Stored items:

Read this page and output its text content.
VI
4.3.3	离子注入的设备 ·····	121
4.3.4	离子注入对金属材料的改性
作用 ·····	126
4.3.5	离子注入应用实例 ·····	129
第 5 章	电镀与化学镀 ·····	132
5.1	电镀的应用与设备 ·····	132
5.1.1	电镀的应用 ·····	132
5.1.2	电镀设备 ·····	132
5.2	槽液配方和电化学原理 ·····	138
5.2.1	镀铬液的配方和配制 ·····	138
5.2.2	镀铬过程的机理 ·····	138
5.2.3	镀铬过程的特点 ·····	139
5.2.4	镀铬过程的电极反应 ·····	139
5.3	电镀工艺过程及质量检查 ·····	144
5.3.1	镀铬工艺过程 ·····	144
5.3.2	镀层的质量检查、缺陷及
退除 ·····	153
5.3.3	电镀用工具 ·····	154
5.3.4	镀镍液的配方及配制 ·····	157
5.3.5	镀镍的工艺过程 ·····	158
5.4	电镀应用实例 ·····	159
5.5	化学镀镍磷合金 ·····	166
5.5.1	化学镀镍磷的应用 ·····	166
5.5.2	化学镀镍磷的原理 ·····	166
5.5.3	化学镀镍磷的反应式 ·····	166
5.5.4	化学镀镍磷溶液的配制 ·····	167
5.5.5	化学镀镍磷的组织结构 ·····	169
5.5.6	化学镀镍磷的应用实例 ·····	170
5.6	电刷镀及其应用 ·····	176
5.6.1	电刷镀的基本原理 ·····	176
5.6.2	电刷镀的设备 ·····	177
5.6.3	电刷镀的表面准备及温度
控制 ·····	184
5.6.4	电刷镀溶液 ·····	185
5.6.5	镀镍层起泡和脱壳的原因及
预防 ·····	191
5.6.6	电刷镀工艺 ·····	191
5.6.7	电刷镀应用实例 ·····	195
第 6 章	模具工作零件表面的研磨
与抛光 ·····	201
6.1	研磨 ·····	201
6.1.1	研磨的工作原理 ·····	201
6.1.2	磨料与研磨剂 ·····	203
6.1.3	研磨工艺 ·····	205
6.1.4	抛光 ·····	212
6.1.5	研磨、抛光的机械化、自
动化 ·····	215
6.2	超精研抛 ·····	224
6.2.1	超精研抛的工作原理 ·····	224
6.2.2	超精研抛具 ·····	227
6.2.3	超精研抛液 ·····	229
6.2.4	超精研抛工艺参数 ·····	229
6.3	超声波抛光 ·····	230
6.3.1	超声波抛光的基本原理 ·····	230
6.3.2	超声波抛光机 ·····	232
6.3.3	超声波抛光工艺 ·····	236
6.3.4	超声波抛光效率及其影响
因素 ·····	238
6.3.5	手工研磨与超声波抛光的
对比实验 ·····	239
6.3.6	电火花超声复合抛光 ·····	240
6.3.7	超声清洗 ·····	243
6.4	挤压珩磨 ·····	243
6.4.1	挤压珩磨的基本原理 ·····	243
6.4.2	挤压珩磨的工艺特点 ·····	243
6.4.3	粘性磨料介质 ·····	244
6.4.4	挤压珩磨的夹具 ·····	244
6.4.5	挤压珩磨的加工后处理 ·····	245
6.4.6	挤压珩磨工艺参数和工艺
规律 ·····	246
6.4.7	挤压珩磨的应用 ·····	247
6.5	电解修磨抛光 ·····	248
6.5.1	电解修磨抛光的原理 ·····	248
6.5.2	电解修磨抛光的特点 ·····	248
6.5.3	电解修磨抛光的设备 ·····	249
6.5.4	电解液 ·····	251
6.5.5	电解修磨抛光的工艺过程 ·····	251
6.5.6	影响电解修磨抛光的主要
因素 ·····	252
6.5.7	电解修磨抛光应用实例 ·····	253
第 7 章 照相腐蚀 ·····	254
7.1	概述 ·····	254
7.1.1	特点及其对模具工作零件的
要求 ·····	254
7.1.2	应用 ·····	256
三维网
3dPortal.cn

§ **Task objective**
In full and verbatim, repeat the records given above.

§ **Written reply**
Read this page and output its text content.
VI
4.3.3	离子注入的设备 ·····	121
4.3.4	离子注入对金属材料的改性
作用 ·····	126
4.3.5	离子注入应用实例 ·····	129
第 5 章	电镀与化学镀 ·····	132
5.1	电镀的应用与设备 ·····	132
5.1.1	电镀的应用 ·····	132
5.1.2	电镀设备 ·····	132
5.2	槽液配方和电化学原理 ·····	138
5.2.1	镀铬液的配方和配制 ·····	138
5.2.2	镀铬过程的机理 ·····	138
5.2.3	镀铬过程的特点 ·····	139
5.2.4	镀铬过程的电极反应 ·····	139
5.3	电镀工艺过程及质量检查 ·····	144
5.3.1	镀铬工艺过程 ·····	144
5.3.2	镀层的质量检查、缺陷及
退除 ·····	153
5.3.3	电镀用工具 ·····	154
5.3.4	镀镍液的配方及配制 ·····	157
5.3.5	镀镍的工艺过程 ·····	158
5.4	电镀应用实例 ·····	159
5.5	化学镀镍磷合金 ·····	166
5.5.1	化学镀镍磷的应用 ·····	166
5.5.2	化学镀镍磷的原理 ·····	166
5.5.3	化学镀镍磷的反应式 ·····	166
5.5.4	化学镀镍磷溶液的配制 ·····	167
5.5.5	化学镀镍磷的组织结构 ·····	169
5.5.6	化学镀镍磷的应用实例 ·····	170
5.6	电刷镀及其应用 ·····	176
5.6.1	电刷镀的基本原理 ·····	176
5.6.2	电刷镀的设备 ·····	177
5.6.3	电刷镀的表面准备及温度
控制 ·····	184
5.6.4	电刷镀溶液 ·····	185
5.6.5	镀镍层起泡和脱壳的原因及
预防 ·····	191
5.6.6	电刷镀工艺 ·····	191
5.6.7	电刷镀应用实例 ·····	195
第 6 章	模具工作零件表面的研磨
与抛光 ·····	201
6.1	研磨 ·····	201
6.1.1	研磨的工作原理 ·····	201
6.1.2	磨料与研磨剂 ·····	203
6.1.3	研磨工艺 ·····	205
6.1.4	抛光 ·····	212
6.1.5	研磨、抛光的机械化、自
动化 ·····	215
6.2	超精研抛 ·····	224
6.2.1	超精研抛的工作原理 ·····	224
6.2.2	超精研抛具 ·····	227
6.2.3	超精研抛液 ·····	229
6.2.4	超精研抛工艺参数 ·····	229
6.3	超声波抛光 ·····	230
6.3.1	超声波抛光的基本原理 ·····	230
6.3.2	超声波抛光机 ·····	232
6.3.3	超声波抛光工艺 ·····	236
6.3.4	超声波抛光效率及其影响
因素 ·····	238
6.3.5	手工研磨与超声波抛光的
对比实验 ·····	239
6.3.6	电火花超声复合抛光 ·····	240
6.3.7	超声清洗 ·····	243
6.4	挤压珩磨 ·····	243
6.4.1	挤压珩磨的基本原理 ·····	243
6.4.2	挤压珩磨的工艺特点 ·····	243
6.4.3	粘性磨料介质 ·····	244
6.4.4	挤压珩磨的夹具 ·····	244
6.4.5	挤压珩磨的加工后处理 ·····	245
6.4.6	挤压珩磨工艺参数和工艺
规律 ·····	246
6.4.7	挤压珩磨的应用 ·····	247
6.5	电解修磨抛光 ·····	248
6.5.1	电解修磨抛光的原理 ·····	248
6.5.2	电解修磨抛光的特点 ·····	248
6.5.3	电解修磨抛光的设备 ·····	249
6.5.4	电解液 ·····	251
6.5.5	电解修磨抛光的工艺过程 ·····	251
6.5.6	影响电解修磨抛光的主要
因素 ·····	252
6.5.7	电解修磨抛光应用实例 ·····	253
第 7 章 照相腐蚀 ·····	254
7.1	概述 ·····	254
7.1.1	特点及其对模具工作零件的
要求 ·····	254
7.1.2	应用 ·····	256
三维网
3dPortal.cn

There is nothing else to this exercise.